PROBLEM REQUIREMENTS |
Turn the lines of the records between the line holding "Enumerate the UI" and the line holding "x-label-right-1: 1 — [543, 711, 553, 729]", inclusive, into a numbered list with no blank lines. Leave the pictures out of the answer.

INPUT MATERIAL |
[start]
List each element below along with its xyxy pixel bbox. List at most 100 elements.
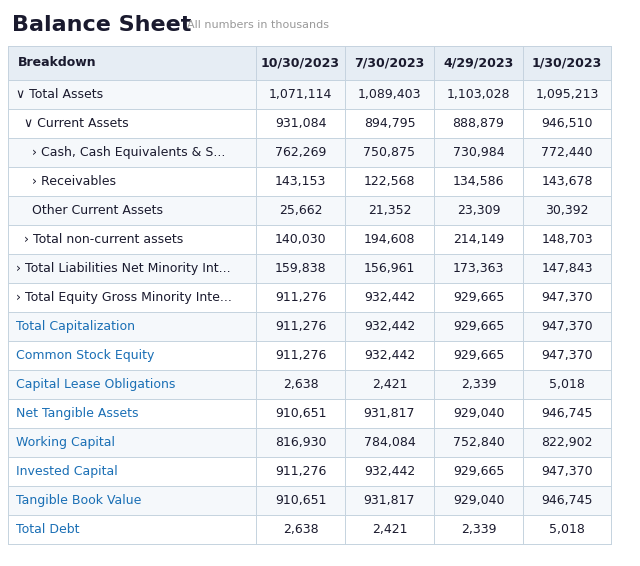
[end]
[start]
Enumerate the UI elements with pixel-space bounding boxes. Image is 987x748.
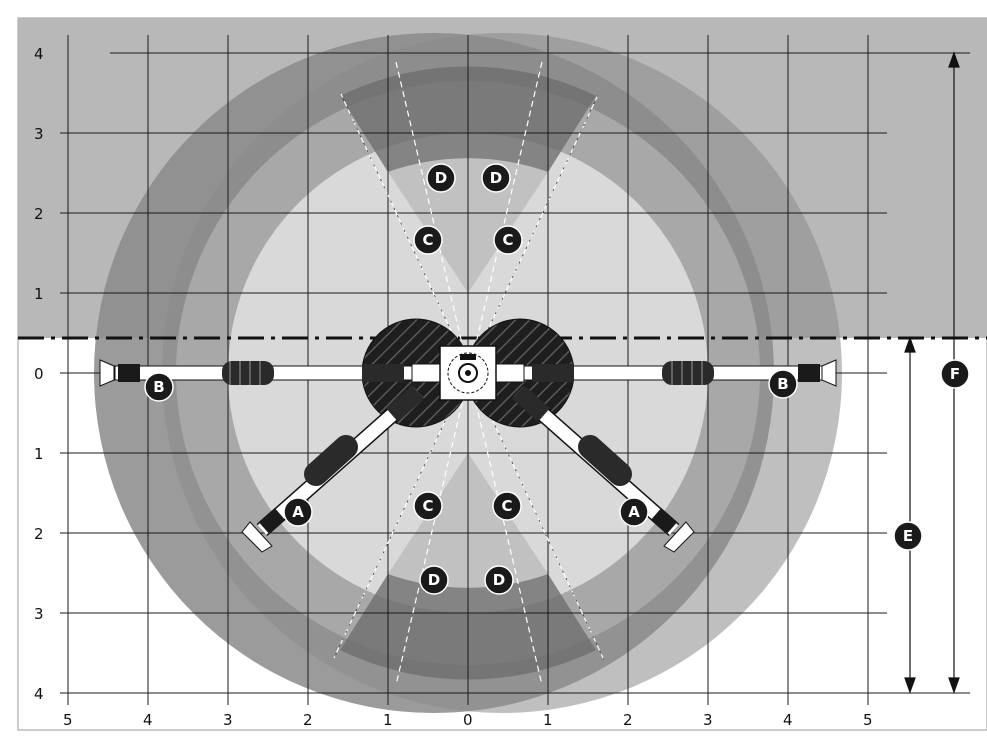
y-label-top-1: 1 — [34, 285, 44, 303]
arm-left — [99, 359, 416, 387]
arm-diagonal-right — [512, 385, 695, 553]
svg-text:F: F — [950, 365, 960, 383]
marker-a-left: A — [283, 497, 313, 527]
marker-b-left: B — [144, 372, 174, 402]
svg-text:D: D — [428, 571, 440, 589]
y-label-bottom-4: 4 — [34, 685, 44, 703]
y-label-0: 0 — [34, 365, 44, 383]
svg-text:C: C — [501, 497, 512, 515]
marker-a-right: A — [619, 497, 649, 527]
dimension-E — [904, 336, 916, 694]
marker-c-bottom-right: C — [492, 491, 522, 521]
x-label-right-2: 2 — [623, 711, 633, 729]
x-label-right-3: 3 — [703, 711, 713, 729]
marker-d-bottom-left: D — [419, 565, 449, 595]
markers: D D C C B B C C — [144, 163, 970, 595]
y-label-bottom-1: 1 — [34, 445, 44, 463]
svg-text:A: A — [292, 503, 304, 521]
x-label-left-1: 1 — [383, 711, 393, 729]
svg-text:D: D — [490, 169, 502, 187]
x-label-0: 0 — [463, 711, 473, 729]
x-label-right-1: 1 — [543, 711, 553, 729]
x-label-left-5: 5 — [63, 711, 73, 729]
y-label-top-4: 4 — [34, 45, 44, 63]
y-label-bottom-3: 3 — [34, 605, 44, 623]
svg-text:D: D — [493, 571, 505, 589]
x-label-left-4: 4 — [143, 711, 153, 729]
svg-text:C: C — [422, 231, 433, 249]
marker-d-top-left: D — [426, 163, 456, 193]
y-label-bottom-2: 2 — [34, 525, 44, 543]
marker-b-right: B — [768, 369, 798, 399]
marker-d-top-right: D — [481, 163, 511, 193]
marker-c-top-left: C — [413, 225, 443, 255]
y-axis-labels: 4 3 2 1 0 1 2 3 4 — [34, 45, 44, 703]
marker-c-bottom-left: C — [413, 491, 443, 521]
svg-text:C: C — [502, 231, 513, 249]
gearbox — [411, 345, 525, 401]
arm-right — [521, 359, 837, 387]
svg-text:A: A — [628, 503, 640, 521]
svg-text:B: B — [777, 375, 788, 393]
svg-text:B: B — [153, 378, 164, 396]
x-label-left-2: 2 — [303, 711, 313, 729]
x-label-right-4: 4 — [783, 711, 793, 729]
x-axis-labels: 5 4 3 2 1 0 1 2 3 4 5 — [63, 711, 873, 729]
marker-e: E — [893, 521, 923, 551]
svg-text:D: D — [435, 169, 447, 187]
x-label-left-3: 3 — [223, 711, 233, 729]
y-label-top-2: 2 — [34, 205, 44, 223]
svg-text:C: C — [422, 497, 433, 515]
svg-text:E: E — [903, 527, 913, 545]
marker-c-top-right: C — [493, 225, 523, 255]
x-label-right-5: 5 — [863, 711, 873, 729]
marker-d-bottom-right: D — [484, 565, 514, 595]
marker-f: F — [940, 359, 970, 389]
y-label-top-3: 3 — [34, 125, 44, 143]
[end]
RESPONSE TO THE TASK |
1. Enumerate the UI elements with pixel-space bounding boxes. Image is 987x748.
2. y-label-top-1: 1 — [34, 285, 44, 303]
3. arm-left — [99, 359, 416, 387]
4. arm-diagonal-right — [512, 385, 695, 553]
5. svg-text:F: F — [950, 365, 960, 383]
6. marker-a-left: A — [283, 497, 313, 527]
7. marker-b-left: B — [144, 372, 174, 402]
8. svg-text:D: D — [428, 571, 440, 589]
9. y-label-bottom-4: 4 — [34, 685, 44, 703]
10. y-label-0: 0 — [34, 365, 44, 383]
11. svg-text:C: C — [501, 497, 512, 515]
12. marker-a-right: A — [619, 497, 649, 527]
13. dimension-E — [904, 336, 916, 694]
14. marker-c-bottom-right: C — [492, 491, 522, 521]
15. x-label-right-2: 2 — [623, 711, 633, 729]
16. x-label-right-3: 3 — [703, 711, 713, 729]
17. marker-d-bottom-left: D — [419, 565, 449, 595]
18. markers: D D C C B B C C — [144, 163, 970, 595]
19. y-label-bottom-1: 1 — [34, 445, 44, 463]
20. svg-text:A: A — [292, 503, 304, 521]
21. x-label-left-1: 1 — [383, 711, 393, 729]
22. svg-text:D: D — [490, 169, 502, 187]
23. x-label-0: 0 — [463, 711, 473, 729]
24. x-label-right-1: 1 — [543, 711, 553, 729]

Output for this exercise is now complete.